Return the material exactly as supplied, apart from the pictures, which are omitted.

○ ○ ○ ○ ○ ○ ○

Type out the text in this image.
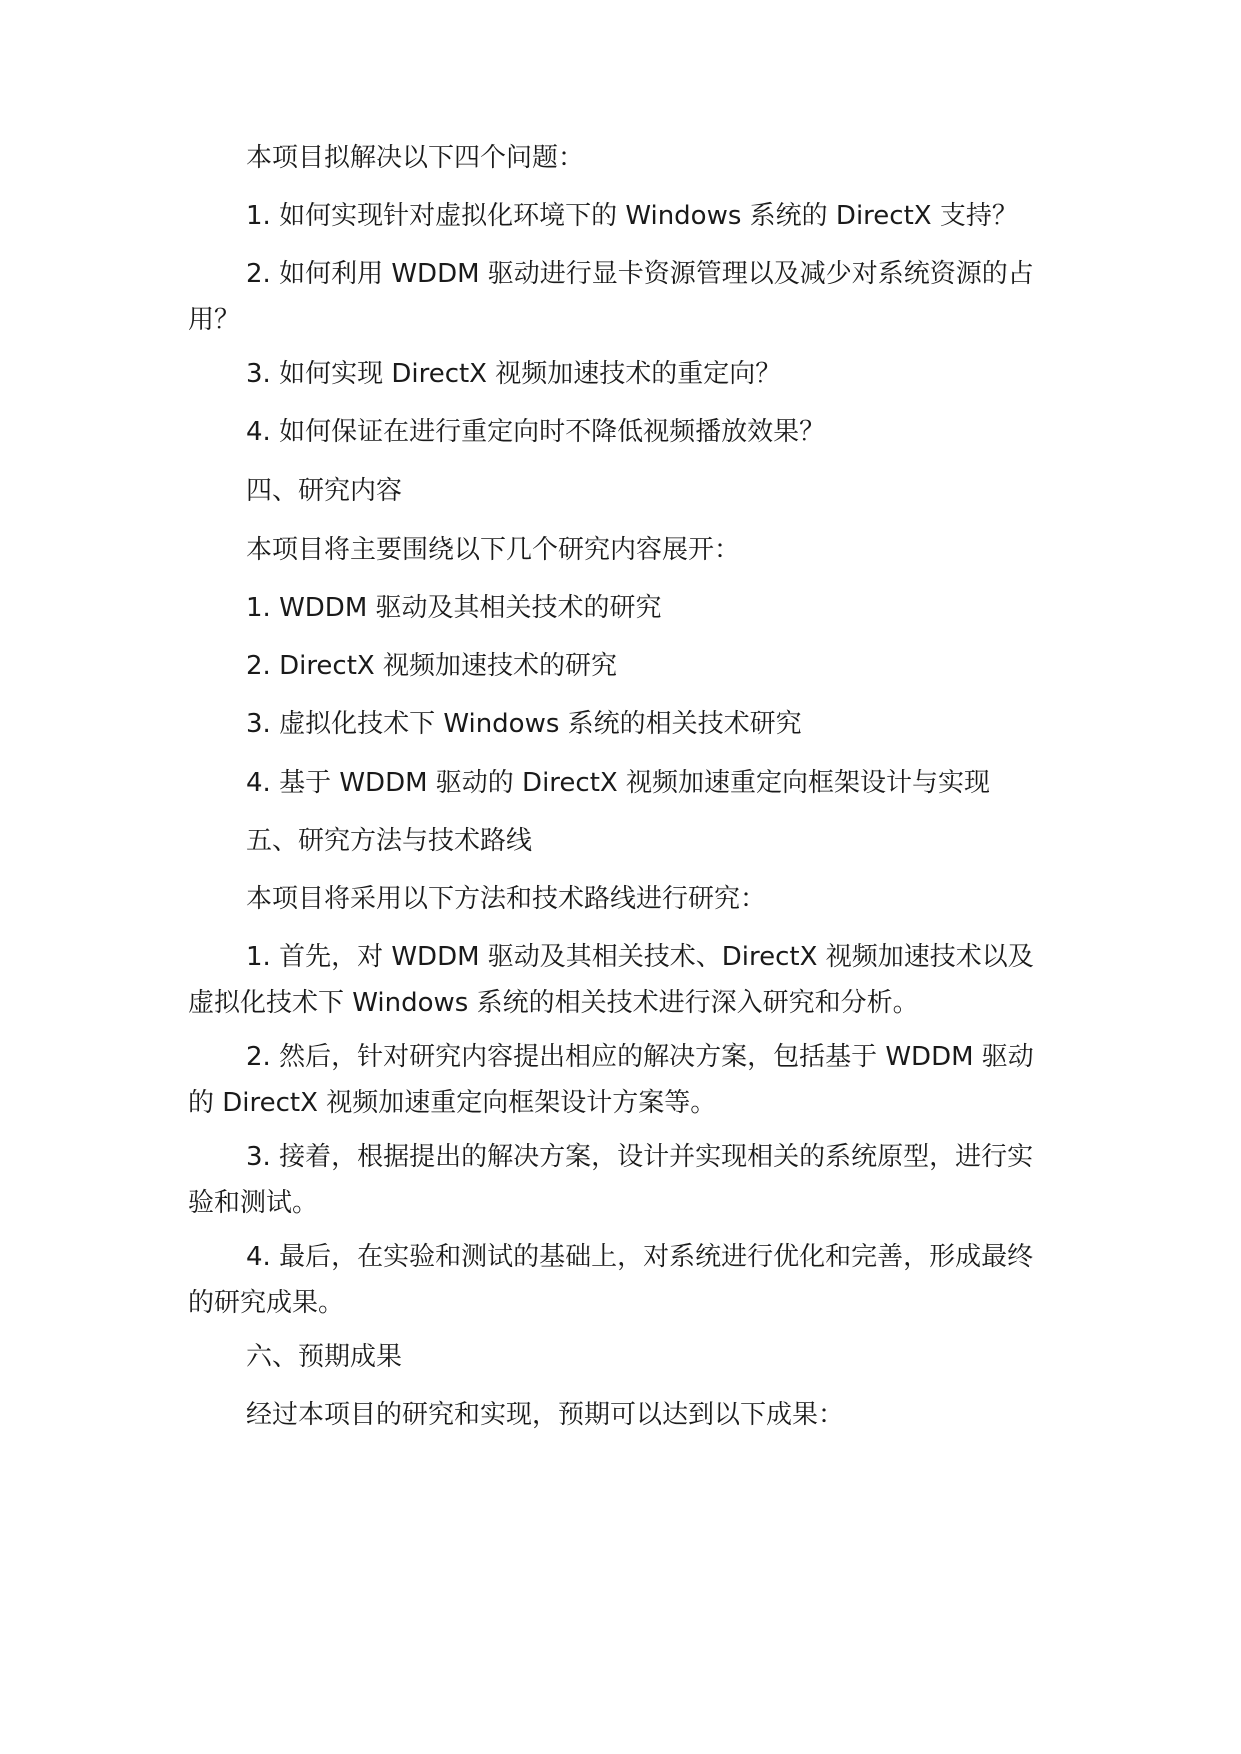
本项目拟解决以下四个问题：

1. 如何实现针对虚拟化环境下的 Windows 系统的 DirectX 支持？

2. 如何利用 WDDM 驱动进行显卡资源管理以及减少对系统资源的占用？

3. 如何实现 DirectX 视频加速技术的重定向？

4. 如何保证在进行重定向时不降低视频播放效果？

四、研究内容

本项目将主要围绕以下几个研究内容展开：

1. WDDM 驱动及其相关技术的研究

2. DirectX 视频加速技术的研究

3. 虚拟化技术下 Windows 系统的相关技术研究

4. 基于 WDDM 驱动的 DirectX 视频加速重定向框架设计与实现

五、研究方法与技术路线

本项目将采用以下方法和技术路线进行研究：

1. 首先，对 WDDM 驱动及其相关技术、DirectX 视频加速技术以及虚拟化技术下 Windows 系统的相关技术进行深入研究和分析。

2. 然后，针对研究内容提出相应的解决方案，包括基于 WDDM 驱动的 DirectX 视频加速重定向框架设计方案等。

3. 接着，根据提出的解决方案，设计并实现相关的系统原型，进行实验和测试。

4. 最后，在实验和测试的基础上，对系统进行优化和完善，形成最终的研究成果。

六、预期成果

经过本项目的研究和实现，预期可以达到以下成果：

○ ○ ○ ○ ○ ○ ○

EXERCISE RESULT:
Type out the text in this image.
本项目拟解决以下四个问题：

1. 如何实现针对虚拟化环境下的 Windows 系统的 DirectX 支持？

2. 如何利用 WDDM 驱动进行显卡资源管理以及减少对系统资源的占用？

3. 如何实现 DirectX 视频加速技术的重定向？

4. 如何保证在进行重定向时不降低视频播放效果？

四、研究内容

本项目将主要围绕以下几个研究内容展开：

1. WDDM 驱动及其相关技术的研究

2. DirectX 视频加速技术的研究

3. 虚拟化技术下 Windows 系统的相关技术研究

4. 基于 WDDM 驱动的 DirectX 视频加速重定向框架设计与实现

五、研究方法与技术路线

本项目将采用以下方法和技术路线进行研究：

1. 首先，对 WDDM 驱动及其相关技术、DirectX 视频加速技术以及虚拟化技术下 Windows 系统的相关技术进行深入研究和分析。

2. 然后，针对研究内容提出相应的解决方案，包括基于 WDDM 驱动的 DirectX 视频加速重定向框架设计方案等。

3. 接着，根据提出的解决方案，设计并实现相关的系统原型，进行实验和测试。

4. 最后，在实验和测试的基础上，对系统进行优化和完善，形成最终的研究成果。

六、预期成果

经过本项目的研究和实现，预期可以达到以下成果：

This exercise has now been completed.